» Written problem
Check each line of the listing for the string "JSON", count the lines that have it, and answer with that number only.
#### Material for the task
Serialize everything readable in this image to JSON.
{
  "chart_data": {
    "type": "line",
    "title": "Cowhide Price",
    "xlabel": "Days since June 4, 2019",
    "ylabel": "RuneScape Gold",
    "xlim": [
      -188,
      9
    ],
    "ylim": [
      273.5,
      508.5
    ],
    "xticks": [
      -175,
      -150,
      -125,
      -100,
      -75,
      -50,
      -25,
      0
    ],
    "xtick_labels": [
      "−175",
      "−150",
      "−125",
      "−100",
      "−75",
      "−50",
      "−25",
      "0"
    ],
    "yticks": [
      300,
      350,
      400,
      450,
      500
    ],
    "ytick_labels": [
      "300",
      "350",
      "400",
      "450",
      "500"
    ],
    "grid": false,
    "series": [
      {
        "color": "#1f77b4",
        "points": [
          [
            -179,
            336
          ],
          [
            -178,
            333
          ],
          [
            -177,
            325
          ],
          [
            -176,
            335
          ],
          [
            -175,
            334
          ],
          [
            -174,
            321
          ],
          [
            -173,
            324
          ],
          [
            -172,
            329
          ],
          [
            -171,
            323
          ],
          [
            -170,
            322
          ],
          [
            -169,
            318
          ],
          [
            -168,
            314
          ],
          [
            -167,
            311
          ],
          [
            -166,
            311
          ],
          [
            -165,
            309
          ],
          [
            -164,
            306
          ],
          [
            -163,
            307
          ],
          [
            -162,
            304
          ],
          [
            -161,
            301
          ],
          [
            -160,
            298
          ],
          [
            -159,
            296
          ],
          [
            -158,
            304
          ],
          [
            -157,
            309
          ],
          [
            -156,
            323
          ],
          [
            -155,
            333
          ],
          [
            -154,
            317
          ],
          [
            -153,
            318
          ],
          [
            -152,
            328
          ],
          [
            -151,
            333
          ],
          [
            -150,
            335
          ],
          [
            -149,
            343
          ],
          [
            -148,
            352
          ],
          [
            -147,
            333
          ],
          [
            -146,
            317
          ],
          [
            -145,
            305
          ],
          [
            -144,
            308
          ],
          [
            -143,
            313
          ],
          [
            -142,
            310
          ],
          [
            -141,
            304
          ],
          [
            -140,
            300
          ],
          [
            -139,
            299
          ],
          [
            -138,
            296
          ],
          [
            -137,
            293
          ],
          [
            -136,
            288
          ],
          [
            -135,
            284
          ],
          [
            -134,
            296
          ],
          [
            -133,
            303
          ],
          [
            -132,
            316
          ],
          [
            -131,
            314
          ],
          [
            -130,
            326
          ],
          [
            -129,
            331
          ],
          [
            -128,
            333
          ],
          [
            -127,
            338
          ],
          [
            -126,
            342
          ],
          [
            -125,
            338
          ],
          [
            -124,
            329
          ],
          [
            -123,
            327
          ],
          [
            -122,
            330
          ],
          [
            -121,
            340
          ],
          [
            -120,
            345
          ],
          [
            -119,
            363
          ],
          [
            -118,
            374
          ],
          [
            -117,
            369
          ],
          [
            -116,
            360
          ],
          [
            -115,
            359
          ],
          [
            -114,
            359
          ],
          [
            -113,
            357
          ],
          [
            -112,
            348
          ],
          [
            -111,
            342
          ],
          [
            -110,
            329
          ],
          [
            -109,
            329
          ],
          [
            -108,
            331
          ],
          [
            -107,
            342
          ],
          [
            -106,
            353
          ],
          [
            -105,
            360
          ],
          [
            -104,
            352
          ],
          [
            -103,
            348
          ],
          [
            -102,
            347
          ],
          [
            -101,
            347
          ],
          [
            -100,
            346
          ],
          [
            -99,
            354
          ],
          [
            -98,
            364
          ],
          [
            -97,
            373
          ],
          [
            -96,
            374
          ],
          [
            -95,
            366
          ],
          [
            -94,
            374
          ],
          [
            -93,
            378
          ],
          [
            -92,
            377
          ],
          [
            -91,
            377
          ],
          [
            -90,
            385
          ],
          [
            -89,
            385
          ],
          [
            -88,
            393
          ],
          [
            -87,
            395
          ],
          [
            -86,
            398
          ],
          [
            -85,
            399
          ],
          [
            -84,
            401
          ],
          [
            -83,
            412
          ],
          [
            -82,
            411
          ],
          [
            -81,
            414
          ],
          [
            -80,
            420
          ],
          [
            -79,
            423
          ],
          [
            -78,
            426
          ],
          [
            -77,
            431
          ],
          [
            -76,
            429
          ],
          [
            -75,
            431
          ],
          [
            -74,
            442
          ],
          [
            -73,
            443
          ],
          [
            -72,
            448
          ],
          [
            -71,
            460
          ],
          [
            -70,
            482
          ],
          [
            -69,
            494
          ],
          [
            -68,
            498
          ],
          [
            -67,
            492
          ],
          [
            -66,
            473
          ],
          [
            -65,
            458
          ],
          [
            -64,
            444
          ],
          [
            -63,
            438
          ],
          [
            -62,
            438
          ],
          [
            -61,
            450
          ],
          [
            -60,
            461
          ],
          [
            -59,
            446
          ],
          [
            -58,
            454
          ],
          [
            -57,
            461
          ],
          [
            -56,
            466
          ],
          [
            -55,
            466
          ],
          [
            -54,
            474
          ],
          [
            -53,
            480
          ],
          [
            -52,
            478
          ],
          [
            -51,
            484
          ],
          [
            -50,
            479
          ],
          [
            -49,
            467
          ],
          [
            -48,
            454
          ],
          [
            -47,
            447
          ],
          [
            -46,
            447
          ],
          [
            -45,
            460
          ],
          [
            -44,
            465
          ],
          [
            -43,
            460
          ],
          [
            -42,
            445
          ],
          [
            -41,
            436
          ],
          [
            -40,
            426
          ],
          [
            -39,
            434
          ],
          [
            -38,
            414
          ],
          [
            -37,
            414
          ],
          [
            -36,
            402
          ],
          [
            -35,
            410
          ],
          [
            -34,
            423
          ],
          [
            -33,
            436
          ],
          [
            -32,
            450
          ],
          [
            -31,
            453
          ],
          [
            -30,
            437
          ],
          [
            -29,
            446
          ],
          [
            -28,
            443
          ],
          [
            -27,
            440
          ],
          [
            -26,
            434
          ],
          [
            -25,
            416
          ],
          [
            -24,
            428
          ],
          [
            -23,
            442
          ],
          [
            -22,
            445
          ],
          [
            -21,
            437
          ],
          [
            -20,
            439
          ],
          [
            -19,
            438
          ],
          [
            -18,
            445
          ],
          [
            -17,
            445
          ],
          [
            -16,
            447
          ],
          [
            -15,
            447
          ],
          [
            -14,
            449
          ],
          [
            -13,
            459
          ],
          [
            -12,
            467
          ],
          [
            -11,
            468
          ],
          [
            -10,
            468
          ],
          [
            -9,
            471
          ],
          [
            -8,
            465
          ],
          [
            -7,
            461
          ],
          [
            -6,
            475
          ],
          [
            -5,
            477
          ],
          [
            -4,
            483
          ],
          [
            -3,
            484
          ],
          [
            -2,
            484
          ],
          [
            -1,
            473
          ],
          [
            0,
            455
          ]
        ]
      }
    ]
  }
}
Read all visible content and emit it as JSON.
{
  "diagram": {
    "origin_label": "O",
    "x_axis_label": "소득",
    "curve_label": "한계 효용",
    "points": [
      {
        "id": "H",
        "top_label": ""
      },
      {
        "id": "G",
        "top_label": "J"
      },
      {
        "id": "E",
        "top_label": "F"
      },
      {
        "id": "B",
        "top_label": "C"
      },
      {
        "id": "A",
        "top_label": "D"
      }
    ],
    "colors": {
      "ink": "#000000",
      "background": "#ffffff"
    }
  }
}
########
» Written answer
2